Copy out the part of the material that opens with the line containing "available-search-label: 検索 (199, 72, 215, 81)" and closes with the line containing "permissions-dialog: エージェント 指標", reproducing both of those lines and everything between them verbatim.

————————

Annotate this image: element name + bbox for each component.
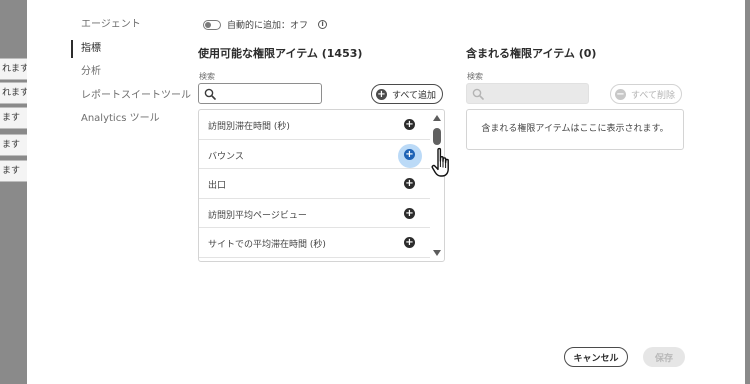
available-search-label: 検索 (199, 72, 215, 81)
nav-item-metrics[interactable]: 指標 (71, 38, 211, 62)
available-search-input[interactable] (198, 83, 322, 104)
nav-item-agents[interactable]: エージェント (71, 14, 211, 38)
permissions-dialog: エージェント 指標 分析 レポートスイートツール Analytics ツール 自… (27, 0, 745, 384)
list-item-label: サイトでの平均滞在時間 (秒) (208, 240, 326, 250)
plus-circle-icon: + (376, 88, 387, 100)
list-item: 出口 + (199, 169, 430, 199)
add-item-icon[interactable]: + (404, 119, 415, 130)
list-item: サイトでの平均滞在時間 (秒) + (199, 228, 430, 258)
list-item-label: 訪問別滞在時間 (秒) (208, 122, 290, 132)
add-all-button[interactable]: + すべて追加 (371, 84, 444, 104)
add-item-icon[interactable]: + (404, 148, 415, 160)
add-item-icon[interactable]: + (404, 178, 415, 189)
included-search-label: 検索 (467, 72, 483, 81)
category-nav: エージェント 指標 分析 レポートスイートツール Analytics ツール (71, 14, 211, 132)
hand-cursor-icon (431, 147, 449, 177)
list-item-label: 出口 (208, 181, 227, 191)
minus-circle-icon: − (615, 88, 626, 100)
remove-all-label: すべて削除 (631, 90, 676, 101)
add-item-icon[interactable]: + (404, 237, 415, 248)
auto-add-label: 自動的に追加：オフ (227, 21, 309, 31)
search-icon (204, 88, 216, 100)
available-items-title: 使用可能な権限アイテム (1453) (198, 47, 363, 60)
auto-add-toggle[interactable] (203, 19, 221, 30)
remove-all-button[interactable]: − すべて削除 (610, 84, 683, 104)
scroll-thumb[interactable] (433, 128, 441, 145)
included-search-input[interactable] (466, 83, 589, 104)
list-item: 訪問別平均ページビュー + (199, 199, 430, 228)
backdrop-tab-4: ます (0, 134, 28, 156)
available-items-list: 訪問別滞在時間 (秒) + バウンス + 出口 + 訪問別平均ページビュー + … (198, 109, 445, 262)
list-item-label: バウンス (208, 151, 244, 162)
search-icon (472, 88, 484, 100)
backdrop-tab-2: れます (0, 82, 28, 104)
nav-item-analytics-tools[interactable]: Analytics ツール (71, 108, 211, 132)
auto-add-row: 自動的に追加：オフ i (203, 18, 328, 31)
included-empty-state: 含まれる権限アイテムはここに表示されます。 (466, 109, 684, 150)
nav-item-analysis[interactable]: 分析 (71, 61, 211, 85)
included-items-title: 含まれる権限アイテム (0) (466, 47, 597, 60)
add-all-label: すべて追加 (392, 90, 437, 101)
save-button[interactable]: 保存 (643, 347, 685, 367)
scroll-up-arrow-icon[interactable] (433, 115, 441, 121)
info-icon[interactable]: i (318, 20, 328, 29)
nav-item-report-suite-tools[interactable]: レポートスイートツール (71, 85, 211, 109)
backdrop-tab-3: ます (0, 107, 28, 129)
list-item-label: 訪問別平均ページビュー (208, 210, 307, 221)
backdrop-page: れます れます ます ます ます (0, 0, 30, 384)
list-item: 訪問別滞在時間 (秒) + (199, 110, 430, 140)
cancel-button[interactable]: キャンセル (564, 347, 628, 367)
add-item-icon[interactable]: + (404, 207, 415, 219)
list-item: バウンス + (199, 140, 430, 169)
backdrop-tab-1: れます (0, 58, 28, 80)
scroll-down-arrow-icon[interactable] (433, 250, 441, 256)
list-scrollbar[interactable] (430, 110, 444, 261)
backdrop-tab-5: ます (0, 160, 28, 182)
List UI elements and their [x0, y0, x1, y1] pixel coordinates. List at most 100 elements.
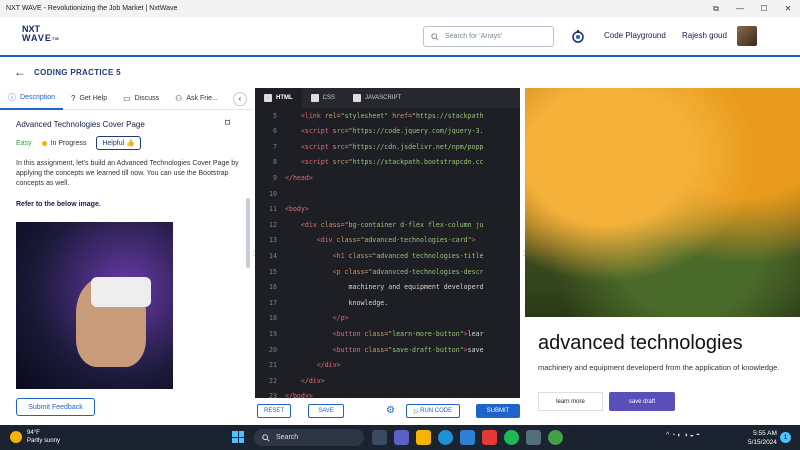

————————

▶ The completed task:
available-search-label: 検索 (199, 72, 215, 81)
nav-item-metrics[interactable]: 指標 (71, 38, 211, 62)
available-search-input[interactable] (198, 83, 322, 104)
nav-item-agents[interactable]: エージェント (71, 14, 211, 38)
permissions-dialog: エージェント 指標 分析 レポートスイートツール Analytics ツール 自… (27, 0, 745, 384)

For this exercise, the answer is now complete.